Saved entries:
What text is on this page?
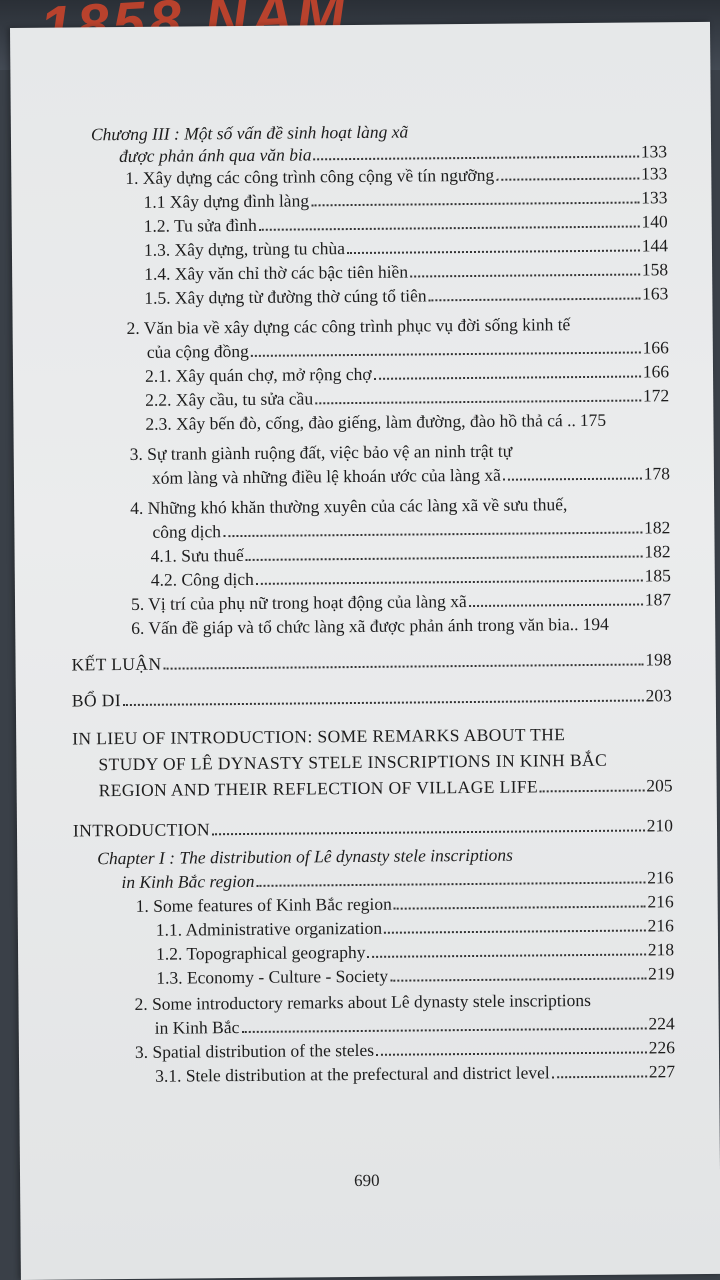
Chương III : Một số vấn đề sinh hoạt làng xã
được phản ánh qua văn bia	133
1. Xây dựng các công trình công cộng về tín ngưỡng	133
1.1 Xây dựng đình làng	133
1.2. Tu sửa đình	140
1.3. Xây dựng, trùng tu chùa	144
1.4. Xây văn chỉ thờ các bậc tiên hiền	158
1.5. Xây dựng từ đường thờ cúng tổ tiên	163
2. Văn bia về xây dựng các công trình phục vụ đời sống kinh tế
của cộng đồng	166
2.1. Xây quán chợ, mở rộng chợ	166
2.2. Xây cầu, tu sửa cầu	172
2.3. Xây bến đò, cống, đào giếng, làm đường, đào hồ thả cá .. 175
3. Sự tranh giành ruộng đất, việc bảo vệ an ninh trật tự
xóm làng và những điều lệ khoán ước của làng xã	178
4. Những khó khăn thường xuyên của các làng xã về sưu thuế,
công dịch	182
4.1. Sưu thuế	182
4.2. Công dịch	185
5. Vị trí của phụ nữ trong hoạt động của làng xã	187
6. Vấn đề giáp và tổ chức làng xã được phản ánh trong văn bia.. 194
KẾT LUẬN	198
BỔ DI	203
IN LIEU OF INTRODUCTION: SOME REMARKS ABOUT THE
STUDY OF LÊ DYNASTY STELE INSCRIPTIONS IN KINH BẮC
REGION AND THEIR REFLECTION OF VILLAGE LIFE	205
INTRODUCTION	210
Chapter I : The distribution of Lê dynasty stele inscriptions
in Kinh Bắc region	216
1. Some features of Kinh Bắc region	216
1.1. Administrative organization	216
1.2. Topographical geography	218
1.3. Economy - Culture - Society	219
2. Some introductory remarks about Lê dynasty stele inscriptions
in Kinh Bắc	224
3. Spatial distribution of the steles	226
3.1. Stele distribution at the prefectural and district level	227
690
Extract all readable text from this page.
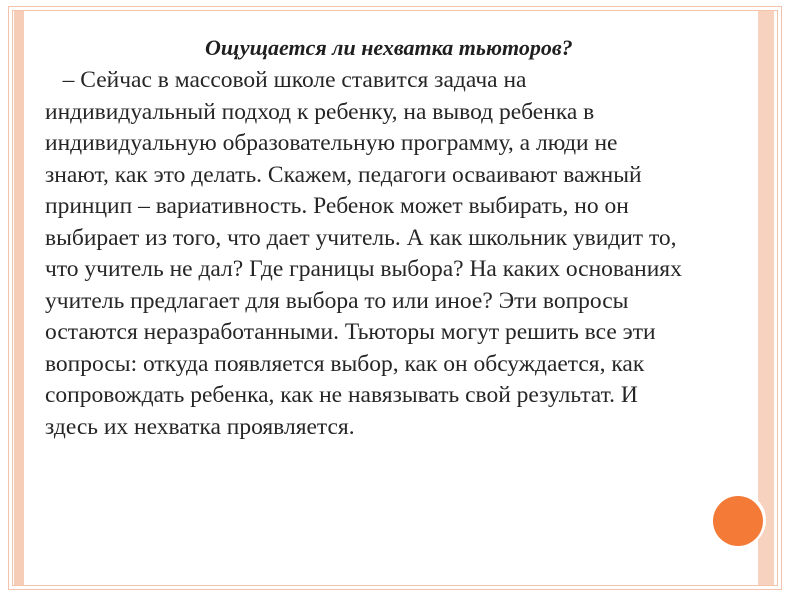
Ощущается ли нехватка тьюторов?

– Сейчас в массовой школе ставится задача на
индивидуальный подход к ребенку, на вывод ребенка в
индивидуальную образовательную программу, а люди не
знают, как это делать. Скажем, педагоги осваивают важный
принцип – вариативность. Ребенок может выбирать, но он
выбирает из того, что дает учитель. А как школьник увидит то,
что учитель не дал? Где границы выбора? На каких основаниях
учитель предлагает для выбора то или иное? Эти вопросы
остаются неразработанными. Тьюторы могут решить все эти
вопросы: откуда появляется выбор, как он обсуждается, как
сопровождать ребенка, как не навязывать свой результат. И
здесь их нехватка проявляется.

* * *

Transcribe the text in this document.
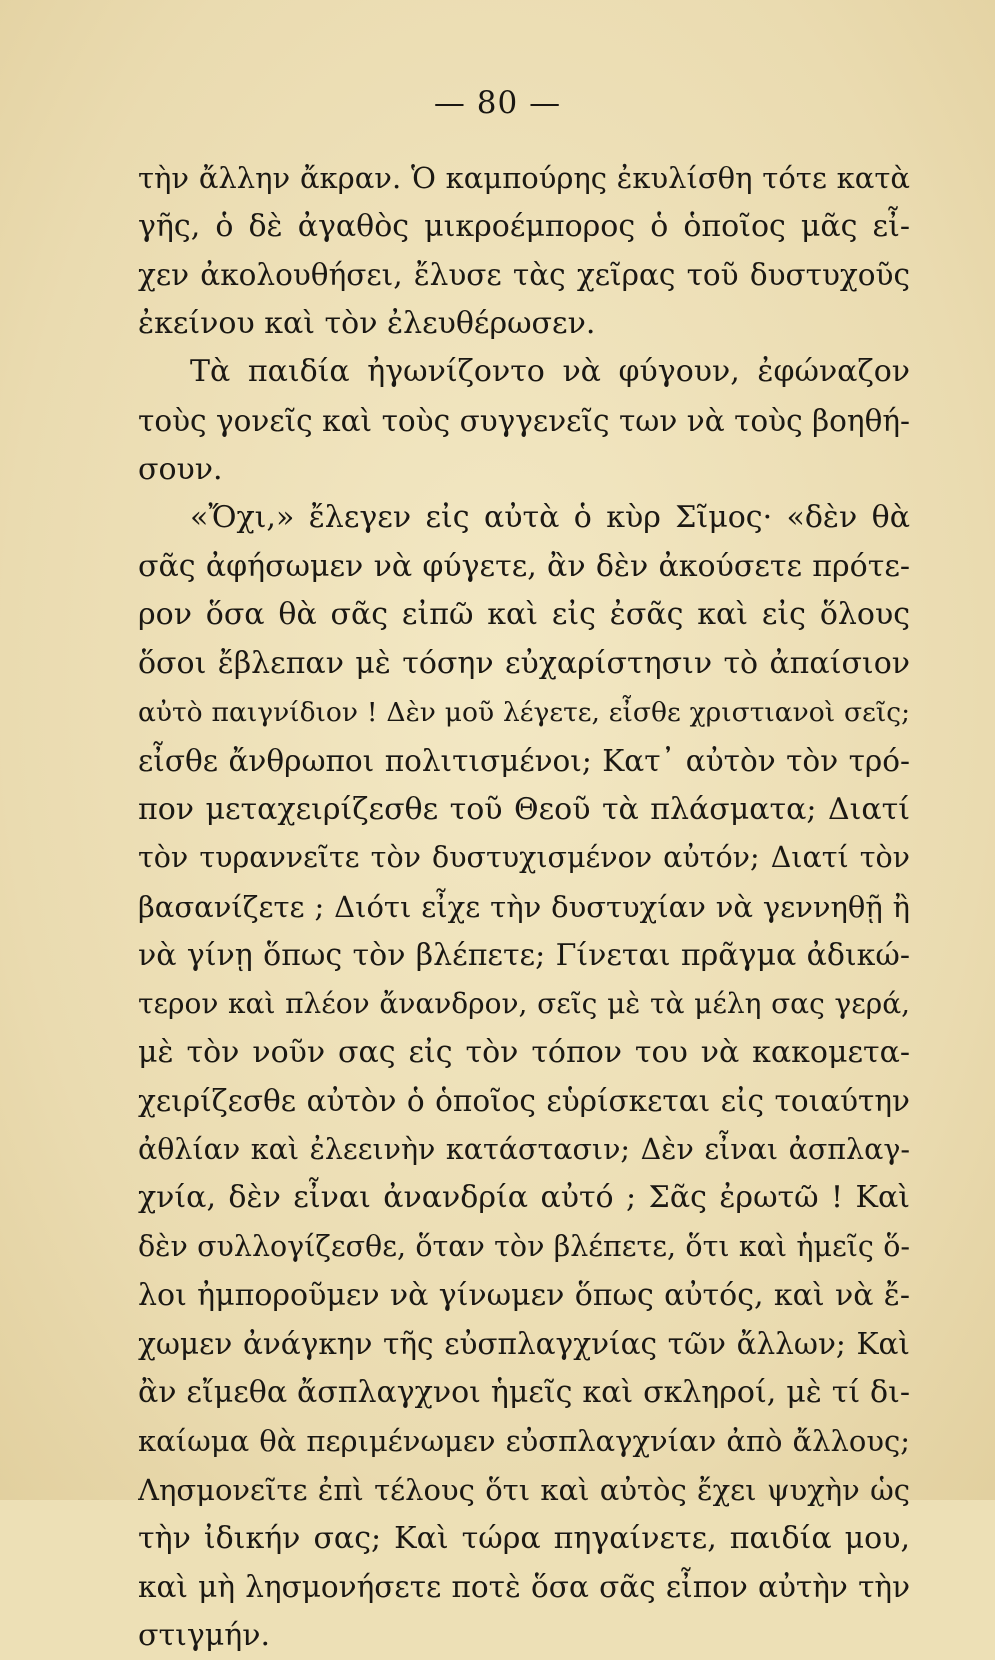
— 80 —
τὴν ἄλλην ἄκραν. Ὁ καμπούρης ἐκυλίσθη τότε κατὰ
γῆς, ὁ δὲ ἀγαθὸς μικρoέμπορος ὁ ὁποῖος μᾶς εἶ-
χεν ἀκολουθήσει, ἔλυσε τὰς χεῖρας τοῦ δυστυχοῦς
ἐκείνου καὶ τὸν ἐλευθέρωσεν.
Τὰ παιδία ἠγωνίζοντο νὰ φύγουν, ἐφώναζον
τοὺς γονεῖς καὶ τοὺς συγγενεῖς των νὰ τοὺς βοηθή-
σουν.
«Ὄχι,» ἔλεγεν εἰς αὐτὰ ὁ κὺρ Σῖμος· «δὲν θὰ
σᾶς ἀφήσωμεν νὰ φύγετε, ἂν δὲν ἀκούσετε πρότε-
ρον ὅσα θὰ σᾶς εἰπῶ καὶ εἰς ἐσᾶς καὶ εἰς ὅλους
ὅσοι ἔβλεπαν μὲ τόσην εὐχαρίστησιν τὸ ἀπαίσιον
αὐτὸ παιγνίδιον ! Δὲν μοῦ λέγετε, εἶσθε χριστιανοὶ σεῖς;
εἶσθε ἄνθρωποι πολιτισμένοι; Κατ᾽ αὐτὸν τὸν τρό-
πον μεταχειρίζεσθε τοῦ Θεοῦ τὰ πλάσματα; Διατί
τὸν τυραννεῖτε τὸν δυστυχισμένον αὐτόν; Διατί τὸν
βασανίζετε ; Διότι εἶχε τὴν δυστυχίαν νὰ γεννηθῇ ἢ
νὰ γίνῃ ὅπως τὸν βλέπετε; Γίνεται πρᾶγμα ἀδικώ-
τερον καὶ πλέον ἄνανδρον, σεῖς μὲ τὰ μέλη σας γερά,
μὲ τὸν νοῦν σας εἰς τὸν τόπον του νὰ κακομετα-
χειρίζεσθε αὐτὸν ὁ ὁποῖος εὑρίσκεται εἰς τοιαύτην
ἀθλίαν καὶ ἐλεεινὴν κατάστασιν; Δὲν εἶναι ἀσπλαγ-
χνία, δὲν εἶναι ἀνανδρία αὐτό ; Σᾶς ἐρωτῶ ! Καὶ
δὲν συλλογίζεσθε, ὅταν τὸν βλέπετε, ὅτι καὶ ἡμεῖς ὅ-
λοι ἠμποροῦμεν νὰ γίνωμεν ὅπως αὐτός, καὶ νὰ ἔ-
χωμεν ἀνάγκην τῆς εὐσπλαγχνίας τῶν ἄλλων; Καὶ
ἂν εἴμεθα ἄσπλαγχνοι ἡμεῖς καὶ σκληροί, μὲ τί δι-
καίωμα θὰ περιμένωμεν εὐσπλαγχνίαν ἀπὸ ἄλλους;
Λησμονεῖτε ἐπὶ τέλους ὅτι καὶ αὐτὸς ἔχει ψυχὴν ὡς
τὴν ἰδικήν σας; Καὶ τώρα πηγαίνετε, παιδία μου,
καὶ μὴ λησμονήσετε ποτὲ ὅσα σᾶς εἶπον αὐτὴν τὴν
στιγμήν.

TO DO: Above are records; say how many of their lines contain the word "ребенка", giving only the number.

TASK OUTPUT: 2